- _Task description_
Output the full listing word for word.

### Data to use ###

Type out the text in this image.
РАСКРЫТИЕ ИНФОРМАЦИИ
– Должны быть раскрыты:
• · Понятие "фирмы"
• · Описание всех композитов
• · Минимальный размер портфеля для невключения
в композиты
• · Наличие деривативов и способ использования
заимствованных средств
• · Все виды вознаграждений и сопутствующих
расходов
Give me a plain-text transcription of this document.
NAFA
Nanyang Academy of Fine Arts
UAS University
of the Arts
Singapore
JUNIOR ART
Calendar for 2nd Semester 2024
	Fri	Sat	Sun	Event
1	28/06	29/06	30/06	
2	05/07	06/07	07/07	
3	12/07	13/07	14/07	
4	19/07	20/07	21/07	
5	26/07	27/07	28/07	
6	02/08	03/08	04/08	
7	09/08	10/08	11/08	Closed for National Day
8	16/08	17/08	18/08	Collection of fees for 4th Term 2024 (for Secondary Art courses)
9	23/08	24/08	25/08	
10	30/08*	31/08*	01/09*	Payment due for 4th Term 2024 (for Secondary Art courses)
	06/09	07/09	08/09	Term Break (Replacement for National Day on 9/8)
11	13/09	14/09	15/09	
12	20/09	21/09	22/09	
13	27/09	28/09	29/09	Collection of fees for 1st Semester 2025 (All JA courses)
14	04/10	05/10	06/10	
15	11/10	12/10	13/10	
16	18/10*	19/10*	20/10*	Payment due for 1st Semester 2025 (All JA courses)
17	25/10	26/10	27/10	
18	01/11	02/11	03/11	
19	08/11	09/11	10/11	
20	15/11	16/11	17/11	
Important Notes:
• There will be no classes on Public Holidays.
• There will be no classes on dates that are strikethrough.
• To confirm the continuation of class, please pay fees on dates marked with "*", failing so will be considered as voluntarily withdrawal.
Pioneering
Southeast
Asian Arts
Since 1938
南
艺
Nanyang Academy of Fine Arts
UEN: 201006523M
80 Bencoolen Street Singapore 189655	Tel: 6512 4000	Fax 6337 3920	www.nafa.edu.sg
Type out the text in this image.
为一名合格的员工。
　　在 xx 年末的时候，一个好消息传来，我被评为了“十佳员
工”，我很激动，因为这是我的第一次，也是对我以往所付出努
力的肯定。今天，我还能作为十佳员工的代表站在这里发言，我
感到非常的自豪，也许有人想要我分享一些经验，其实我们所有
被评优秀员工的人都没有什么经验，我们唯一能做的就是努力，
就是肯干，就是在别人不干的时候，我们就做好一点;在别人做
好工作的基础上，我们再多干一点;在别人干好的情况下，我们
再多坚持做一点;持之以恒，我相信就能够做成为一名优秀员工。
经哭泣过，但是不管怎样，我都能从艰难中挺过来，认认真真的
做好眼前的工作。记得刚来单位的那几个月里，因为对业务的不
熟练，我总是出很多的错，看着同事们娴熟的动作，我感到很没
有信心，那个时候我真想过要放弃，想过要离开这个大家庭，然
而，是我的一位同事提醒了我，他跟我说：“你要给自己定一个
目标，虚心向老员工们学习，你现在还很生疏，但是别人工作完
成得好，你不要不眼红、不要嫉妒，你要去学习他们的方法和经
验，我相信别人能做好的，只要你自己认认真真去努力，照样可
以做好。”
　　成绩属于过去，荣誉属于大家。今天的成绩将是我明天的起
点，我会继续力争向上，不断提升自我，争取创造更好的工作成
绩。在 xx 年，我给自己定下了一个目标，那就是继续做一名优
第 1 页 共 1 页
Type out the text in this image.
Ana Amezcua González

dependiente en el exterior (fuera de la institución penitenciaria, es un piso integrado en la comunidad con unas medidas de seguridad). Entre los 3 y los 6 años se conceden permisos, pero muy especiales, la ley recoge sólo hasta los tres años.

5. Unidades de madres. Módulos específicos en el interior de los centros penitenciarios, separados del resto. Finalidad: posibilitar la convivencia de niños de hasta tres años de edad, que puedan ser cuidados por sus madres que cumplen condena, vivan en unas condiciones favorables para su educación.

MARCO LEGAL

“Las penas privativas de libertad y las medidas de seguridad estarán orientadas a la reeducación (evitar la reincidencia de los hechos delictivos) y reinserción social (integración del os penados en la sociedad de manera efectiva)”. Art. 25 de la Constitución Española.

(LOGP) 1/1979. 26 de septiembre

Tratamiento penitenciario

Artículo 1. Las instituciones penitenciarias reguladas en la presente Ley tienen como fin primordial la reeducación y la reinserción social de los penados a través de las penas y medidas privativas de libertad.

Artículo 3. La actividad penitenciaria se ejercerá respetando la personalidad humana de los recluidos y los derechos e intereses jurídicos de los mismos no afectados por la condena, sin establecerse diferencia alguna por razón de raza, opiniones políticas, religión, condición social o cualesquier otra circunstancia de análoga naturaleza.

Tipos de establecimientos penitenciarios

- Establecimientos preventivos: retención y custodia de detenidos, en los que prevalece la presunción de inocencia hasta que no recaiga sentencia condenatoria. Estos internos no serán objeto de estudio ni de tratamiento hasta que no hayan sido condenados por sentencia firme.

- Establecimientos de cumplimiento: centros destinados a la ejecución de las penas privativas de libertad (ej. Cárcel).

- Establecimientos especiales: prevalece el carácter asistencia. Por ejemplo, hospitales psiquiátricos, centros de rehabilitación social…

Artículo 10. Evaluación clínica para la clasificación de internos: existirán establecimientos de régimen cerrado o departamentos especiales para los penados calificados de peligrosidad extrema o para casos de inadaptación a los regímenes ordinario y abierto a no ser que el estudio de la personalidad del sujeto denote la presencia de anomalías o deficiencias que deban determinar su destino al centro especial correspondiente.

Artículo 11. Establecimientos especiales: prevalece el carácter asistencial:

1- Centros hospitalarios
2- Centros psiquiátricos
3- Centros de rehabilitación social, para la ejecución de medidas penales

###

- _Solution to this exercise_
Type out the text in this image.
РАСКРЫТИЕ ИНФОРМАЦИИ
– Должны быть раскрыты:
• · Понятие "фирмы"
• · Описание всех композитов
• · Минимальный размер портфеля для невключения
в композиты
• · Наличие деривативов и способ использования
заимствованных средств
• · Все виды вознаграждений и сопутствующих
расходов
Give me a plain-text transcription of this document.
NAFA
Nanyang Academy of Fine Arts
UAS University
of the Arts
Singapore
JUNIOR ART
Calendar for 2nd Semester 2024
	Fri	Sat	Sun	Event
1	28/06	29/06	30/06	
2	05/07	06/07	07/07	
3	12/07	13/07	14/07	
4	19/07	20/07	21/07	
5	26/07	27/07	28/07	
6	02/08	03/08	04/08	
7	09/08	10/08	11/08	Closed for National Day
8	16/08	17/08	18/08	Collection of fees for 4th Term 2024 (for Secondary Art courses)
9	23/08	24/08	25/08	
10	30/08*	31/08*	01/09*	Payment due for 4th Term 2024 (for Secondary Art courses)
	06/09	07/09	08/09	Term Break (Replacement for National Day on 9/8)
11	13/09	14/09	15/09	
12	20/09	21/09	22/09	
13	27/09	28/09	29/09	Collection of fees for 1st Semester 2025 (All JA courses)
14	04/10	05/10	06/10	
15	11/10	12/10	13/10	
16	18/10*	19/10*	20/10*	Payment due for 1st Semester 2025 (All JA courses)
17	25/10	26/10	27/10	
18	01/11	02/11	03/11	
19	08/11	09/11	10/11	
20	15/11	16/11	17/11	
Important Notes:
• There will be no classes on Public Holidays.
• There will be no classes on dates that are strikethrough.
• To confirm the continuation of class, please pay fees on dates marked with "*", failing so will be considered as voluntarily withdrawal.
Pioneering
Southeast
Asian Arts
Since 1938
南
艺
Nanyang Academy of Fine Arts
UEN: 201006523M
80 Bencoolen Street Singapore 189655	Tel: 6512 4000	Fax 6337 3920	www.nafa.edu.sg
Type out the text in this image.
为一名合格的员工。
　　在 xx 年末的时候，一个好消息传来，我被评为了“十佳员
工”，我很激动，因为这是我的第一次，也是对我以往所付出努
力的肯定。今天，我还能作为十佳员工的代表站在这里发言，我
感到非常的自豪，也许有人想要我分享一些经验，其实我们所有
被评优秀员工的人都没有什么经验，我们唯一能做的就是努力，
就是肯干，就是在别人不干的时候，我们就做好一点;在别人做
好工作的基础上，我们再多干一点;在别人干好的情况下，我们
再多坚持做一点;持之以恒，我相信就能够做成为一名优秀员工。
经哭泣过，但是不管怎样，我都能从艰难中挺过来，认认真真的
做好眼前的工作。记得刚来单位的那几个月里，因为对业务的不
熟练，我总是出很多的错，看着同事们娴熟的动作，我感到很没
有信心，那个时候我真想过要放弃，想过要离开这个大家庭，然
而，是我的一位同事提醒了我，他跟我说：“你要给自己定一个
目标，虚心向老员工们学习，你现在还很生疏，但是别人工作完
成得好，你不要不眼红、不要嫉妒，你要去学习他们的方法和经
验，我相信别人能做好的，只要你自己认认真真去努力，照样可
以做好。”
　　成绩属于过去，荣誉属于大家。今天的成绩将是我明天的起
点，我会继续力争向上，不断提升自我，争取创造更好的工作成
绩。在 xx 年，我给自己定下了一个目标，那就是继续做一名优
第 1 页 共 1 页
Type out the text in this image.
Ana Amezcua González

dependiente en el exterior (fuera de la institución penitenciaria, es un piso integrado en la comunidad con unas medidas de seguridad). Entre los 3 y los 6 años se conceden permisos, pero muy especiales, la ley recoge sólo hasta los tres años.

5. Unidades de madres. Módulos específicos en el interior de los centros penitenciarios, separados del resto. Finalidad: posibilitar la convivencia de niños de hasta tres años de edad, que puedan ser cuidados por sus madres que cumplen condena, vivan en unas condiciones favorables para su educación.

MARCO LEGAL

“Las penas privativas de libertad y las medidas de seguridad estarán orientadas a la reeducación (evitar la reincidencia de los hechos delictivos) y reinserción social (integración del os penados en la sociedad de manera efectiva)”. Art. 25 de la Constitución Española.

(LOGP) 1/1979. 26 de septiembre

Tratamiento penitenciario

Artículo 1. Las instituciones penitenciarias reguladas en la presente Ley tienen como fin primordial la reeducación y la reinserción social de los penados a través de las penas y medidas privativas de libertad.

Artículo 3. La actividad penitenciaria se ejercerá respetando la personalidad humana de los recluidos y los derechos e intereses jurídicos de los mismos no afectados por la condena, sin establecerse diferencia alguna por razón de raza, opiniones políticas, religión, condición social o cualesquier otra circunstancia de análoga naturaleza.

Tipos de establecimientos penitenciarios

- Establecimientos preventivos: retención y custodia de detenidos, en los que prevalece la presunción de inocencia hasta que no recaiga sentencia condenatoria. Estos internos no serán objeto de estudio ni de tratamiento hasta que no hayan sido condenados por sentencia firme.

- Establecimientos de cumplimiento: centros destinados a la ejecución de las penas privativas de libertad (ej. Cárcel).

- Establecimientos especiales: prevalece el carácter asistencia. Por ejemplo, hospitales psiquiátricos, centros de rehabilitación social…

Artículo 10. Evaluación clínica para la clasificación de internos: existirán establecimientos de régimen cerrado o departamentos especiales para los penados calificados de peligrosidad extrema o para casos de inadaptación a los regímenes ordinario y abierto a no ser que el estudio de la personalidad del sujeto denote la presencia de anomalías o deficiencias que deban determinar su destino al centro especial correspondiente.

Artículo 11. Establecimientos especiales: prevalece el carácter asistencial:

1- Centros hospitalarios
2- Centros psiquiátricos
3- Centros de rehabilitación social, para la ejecución de medidas penales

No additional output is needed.